**Exercise requirements:** Count every line that holds the string "name", then give that number alone.
>>>>>
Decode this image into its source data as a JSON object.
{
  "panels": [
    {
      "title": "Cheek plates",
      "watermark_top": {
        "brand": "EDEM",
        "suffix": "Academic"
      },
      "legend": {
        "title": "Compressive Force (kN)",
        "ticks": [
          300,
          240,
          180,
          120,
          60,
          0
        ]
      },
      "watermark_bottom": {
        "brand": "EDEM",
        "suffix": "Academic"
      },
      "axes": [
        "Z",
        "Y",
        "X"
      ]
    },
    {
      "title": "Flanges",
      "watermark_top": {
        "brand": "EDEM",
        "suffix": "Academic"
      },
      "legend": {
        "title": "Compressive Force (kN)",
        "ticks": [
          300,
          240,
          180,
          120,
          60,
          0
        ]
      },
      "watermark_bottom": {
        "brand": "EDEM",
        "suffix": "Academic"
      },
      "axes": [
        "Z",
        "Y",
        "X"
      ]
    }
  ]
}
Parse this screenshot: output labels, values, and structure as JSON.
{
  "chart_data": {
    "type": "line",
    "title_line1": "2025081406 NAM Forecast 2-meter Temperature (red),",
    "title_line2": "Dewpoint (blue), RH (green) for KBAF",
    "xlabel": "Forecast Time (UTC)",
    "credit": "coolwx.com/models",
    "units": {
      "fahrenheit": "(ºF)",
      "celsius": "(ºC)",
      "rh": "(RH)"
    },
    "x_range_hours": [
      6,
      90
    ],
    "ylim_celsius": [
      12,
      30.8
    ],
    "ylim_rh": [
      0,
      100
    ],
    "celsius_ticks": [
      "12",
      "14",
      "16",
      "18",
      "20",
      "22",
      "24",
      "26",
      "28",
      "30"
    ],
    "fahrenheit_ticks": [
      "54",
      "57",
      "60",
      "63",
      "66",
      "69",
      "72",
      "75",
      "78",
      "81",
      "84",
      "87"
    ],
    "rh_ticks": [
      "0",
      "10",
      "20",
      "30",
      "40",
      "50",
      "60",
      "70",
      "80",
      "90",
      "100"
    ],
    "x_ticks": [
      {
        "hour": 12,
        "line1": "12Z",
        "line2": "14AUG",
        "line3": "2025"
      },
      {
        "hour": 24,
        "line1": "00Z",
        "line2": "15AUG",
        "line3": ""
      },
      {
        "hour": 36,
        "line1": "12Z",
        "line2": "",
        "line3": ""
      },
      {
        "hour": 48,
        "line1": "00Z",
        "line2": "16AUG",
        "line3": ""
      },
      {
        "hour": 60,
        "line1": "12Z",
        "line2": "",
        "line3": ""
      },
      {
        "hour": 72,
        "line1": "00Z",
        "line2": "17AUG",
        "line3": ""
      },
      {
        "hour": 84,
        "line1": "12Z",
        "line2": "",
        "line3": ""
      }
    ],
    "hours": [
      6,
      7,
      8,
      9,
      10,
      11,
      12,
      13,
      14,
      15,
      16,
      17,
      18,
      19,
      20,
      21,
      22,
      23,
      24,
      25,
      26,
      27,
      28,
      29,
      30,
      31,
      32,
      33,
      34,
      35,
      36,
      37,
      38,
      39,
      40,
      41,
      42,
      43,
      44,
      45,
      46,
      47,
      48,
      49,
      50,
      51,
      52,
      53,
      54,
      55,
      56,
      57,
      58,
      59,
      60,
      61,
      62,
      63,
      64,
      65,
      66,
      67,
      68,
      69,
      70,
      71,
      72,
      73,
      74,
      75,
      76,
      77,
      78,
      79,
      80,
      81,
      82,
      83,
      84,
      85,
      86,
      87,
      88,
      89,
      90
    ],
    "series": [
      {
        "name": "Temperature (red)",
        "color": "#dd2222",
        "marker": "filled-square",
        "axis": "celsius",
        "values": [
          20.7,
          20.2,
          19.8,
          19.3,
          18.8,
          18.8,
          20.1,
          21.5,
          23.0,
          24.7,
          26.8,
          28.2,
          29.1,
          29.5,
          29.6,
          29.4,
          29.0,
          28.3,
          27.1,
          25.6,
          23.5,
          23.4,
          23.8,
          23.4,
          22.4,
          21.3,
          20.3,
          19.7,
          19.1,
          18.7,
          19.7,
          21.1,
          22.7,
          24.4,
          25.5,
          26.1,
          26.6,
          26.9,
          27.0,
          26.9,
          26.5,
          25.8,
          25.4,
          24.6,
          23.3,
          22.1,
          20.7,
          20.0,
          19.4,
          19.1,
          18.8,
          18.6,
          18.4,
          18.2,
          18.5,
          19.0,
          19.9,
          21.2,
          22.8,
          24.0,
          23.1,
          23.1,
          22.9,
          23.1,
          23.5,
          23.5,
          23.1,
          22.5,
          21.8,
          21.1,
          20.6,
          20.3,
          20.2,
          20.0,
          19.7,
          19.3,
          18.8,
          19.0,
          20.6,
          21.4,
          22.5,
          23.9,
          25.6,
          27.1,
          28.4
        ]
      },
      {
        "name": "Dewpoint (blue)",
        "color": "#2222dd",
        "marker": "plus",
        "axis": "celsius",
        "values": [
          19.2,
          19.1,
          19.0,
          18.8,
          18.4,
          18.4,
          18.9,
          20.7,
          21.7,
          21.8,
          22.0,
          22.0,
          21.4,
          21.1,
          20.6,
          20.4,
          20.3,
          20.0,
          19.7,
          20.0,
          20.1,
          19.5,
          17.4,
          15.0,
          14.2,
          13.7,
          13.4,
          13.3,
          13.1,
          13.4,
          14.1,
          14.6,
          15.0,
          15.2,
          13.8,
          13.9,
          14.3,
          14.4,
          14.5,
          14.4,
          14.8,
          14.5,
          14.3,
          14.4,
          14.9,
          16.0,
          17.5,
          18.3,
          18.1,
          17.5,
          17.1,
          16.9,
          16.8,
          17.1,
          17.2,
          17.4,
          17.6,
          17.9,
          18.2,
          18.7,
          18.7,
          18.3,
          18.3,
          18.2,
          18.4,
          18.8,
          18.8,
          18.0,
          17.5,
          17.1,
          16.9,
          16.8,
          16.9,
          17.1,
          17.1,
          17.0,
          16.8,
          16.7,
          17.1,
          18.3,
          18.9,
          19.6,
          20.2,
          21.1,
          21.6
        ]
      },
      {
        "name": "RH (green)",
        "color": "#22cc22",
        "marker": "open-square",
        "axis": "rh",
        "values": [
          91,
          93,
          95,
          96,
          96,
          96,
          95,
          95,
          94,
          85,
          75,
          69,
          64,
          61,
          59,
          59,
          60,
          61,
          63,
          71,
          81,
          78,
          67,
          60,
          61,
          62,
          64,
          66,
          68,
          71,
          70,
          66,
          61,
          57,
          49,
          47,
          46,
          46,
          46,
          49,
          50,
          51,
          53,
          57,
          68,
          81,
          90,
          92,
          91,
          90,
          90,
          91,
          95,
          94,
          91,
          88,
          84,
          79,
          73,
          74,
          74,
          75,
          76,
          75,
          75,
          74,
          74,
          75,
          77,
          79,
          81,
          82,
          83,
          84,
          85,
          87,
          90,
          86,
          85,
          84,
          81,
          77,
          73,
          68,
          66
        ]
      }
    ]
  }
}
<<<<<
**Response below:** 3